**Material to process**
[BEGIN]
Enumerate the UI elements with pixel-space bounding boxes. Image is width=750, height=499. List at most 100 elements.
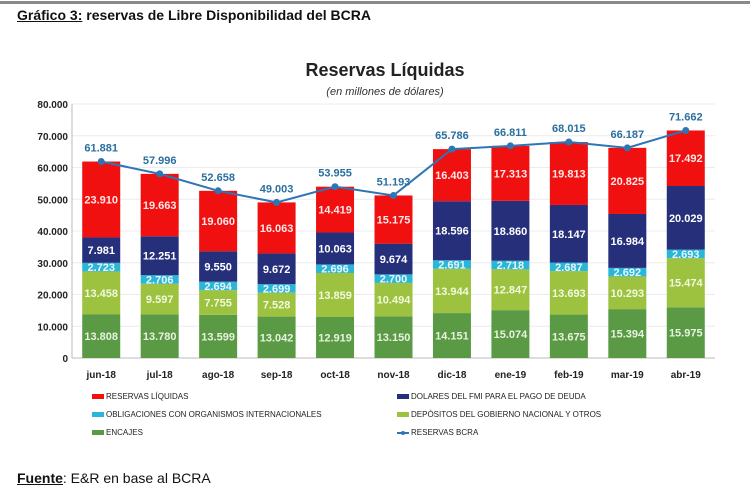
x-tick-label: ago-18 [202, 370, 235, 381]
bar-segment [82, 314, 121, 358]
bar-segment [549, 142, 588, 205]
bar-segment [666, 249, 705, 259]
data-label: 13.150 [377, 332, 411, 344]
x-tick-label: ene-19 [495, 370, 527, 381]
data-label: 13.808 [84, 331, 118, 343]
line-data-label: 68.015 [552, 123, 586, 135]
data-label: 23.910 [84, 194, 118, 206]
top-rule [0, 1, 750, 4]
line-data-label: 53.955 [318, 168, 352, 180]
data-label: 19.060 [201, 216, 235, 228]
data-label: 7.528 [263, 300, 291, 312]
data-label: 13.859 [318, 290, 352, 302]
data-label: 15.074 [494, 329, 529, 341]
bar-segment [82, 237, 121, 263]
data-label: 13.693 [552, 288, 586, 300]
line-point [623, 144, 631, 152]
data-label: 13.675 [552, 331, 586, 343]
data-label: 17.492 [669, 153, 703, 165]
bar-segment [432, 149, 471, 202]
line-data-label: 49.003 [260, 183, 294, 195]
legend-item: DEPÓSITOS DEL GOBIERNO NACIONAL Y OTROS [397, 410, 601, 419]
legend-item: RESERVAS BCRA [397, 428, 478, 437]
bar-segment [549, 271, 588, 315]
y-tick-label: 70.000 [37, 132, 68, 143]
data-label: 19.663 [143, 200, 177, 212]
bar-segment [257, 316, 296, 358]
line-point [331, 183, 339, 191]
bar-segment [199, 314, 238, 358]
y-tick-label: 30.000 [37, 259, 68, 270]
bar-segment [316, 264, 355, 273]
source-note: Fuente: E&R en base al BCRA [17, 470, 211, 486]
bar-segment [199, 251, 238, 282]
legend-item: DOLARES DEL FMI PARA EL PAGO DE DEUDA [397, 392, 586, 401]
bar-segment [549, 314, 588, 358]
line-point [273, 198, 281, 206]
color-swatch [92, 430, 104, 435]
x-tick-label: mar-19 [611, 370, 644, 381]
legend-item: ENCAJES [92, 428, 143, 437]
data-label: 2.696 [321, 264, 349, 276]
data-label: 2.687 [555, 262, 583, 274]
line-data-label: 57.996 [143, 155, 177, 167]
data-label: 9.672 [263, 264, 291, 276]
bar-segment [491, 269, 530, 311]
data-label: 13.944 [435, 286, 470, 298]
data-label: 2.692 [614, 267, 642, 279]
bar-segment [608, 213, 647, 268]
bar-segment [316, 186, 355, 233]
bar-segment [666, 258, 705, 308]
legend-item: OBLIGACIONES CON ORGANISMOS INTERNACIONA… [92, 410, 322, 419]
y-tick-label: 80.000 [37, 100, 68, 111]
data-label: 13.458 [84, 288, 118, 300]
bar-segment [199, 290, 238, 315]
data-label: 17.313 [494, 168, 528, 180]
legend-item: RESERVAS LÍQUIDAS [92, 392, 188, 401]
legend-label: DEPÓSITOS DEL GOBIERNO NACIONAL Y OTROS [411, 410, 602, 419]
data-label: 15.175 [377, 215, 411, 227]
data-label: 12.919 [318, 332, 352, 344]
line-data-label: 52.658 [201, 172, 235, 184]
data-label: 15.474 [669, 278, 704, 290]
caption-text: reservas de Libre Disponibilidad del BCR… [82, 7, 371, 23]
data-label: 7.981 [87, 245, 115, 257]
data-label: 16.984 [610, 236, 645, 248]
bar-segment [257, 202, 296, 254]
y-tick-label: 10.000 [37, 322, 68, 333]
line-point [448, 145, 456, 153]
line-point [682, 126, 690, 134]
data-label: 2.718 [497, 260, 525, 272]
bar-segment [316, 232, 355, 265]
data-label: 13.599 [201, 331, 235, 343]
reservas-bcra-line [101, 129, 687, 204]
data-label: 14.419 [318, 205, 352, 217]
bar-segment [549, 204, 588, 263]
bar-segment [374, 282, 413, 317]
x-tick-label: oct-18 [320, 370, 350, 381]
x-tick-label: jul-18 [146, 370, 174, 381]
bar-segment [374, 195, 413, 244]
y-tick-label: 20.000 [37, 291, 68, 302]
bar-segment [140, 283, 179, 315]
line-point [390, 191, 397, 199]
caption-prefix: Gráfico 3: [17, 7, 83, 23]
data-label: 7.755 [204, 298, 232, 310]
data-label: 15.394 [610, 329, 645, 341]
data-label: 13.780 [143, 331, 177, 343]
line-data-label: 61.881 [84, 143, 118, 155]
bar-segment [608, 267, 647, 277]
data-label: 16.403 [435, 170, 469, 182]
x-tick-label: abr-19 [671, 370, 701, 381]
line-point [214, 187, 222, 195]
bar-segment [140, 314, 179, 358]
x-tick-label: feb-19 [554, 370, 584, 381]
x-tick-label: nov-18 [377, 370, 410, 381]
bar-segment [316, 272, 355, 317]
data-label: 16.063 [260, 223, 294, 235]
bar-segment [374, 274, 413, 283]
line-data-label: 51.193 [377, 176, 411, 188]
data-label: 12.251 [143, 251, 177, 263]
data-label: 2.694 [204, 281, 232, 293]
[END]
**Written request**
Output the lines from the one containing "x-tick-label: ago-18 [202, 370, 235, 381]" through the one containing "line-data-label: 49.003 [260, 183, 294, 195]", inclusive, reproducing each exactly.

**Worked answer**
x-tick-label: ago-18 [202, 370, 235, 381]
bar-segment [82, 314, 121, 358]
bar-segment [549, 142, 588, 205]
bar-segment [666, 249, 705, 259]
data-label: 13.150 [377, 332, 411, 344]
x-tick-label: ene-19 [495, 370, 527, 381]
data-label: 13.808 [84, 331, 118, 343]
line-data-label: 68.015 [552, 123, 586, 135]
data-label: 23.910 [84, 194, 118, 206]
top-rule [0, 1, 750, 4]
line-data-label: 53.955 [318, 168, 352, 180]
data-label: 19.060 [201, 216, 235, 228]
data-label: 7.528 [263, 300, 291, 312]
data-label: 13.859 [318, 290, 352, 302]
data-label: 15.074 [494, 329, 529, 341]
bar-segment [82, 237, 121, 263]
data-label: 13.693 [552, 288, 586, 300]
line-point [623, 144, 631, 152]
data-label: 13.675 [552, 331, 586, 343]
data-label: 17.492 [669, 153, 703, 165]
bar-segment [432, 149, 471, 202]
line-data-label: 49.003 [260, 183, 294, 195]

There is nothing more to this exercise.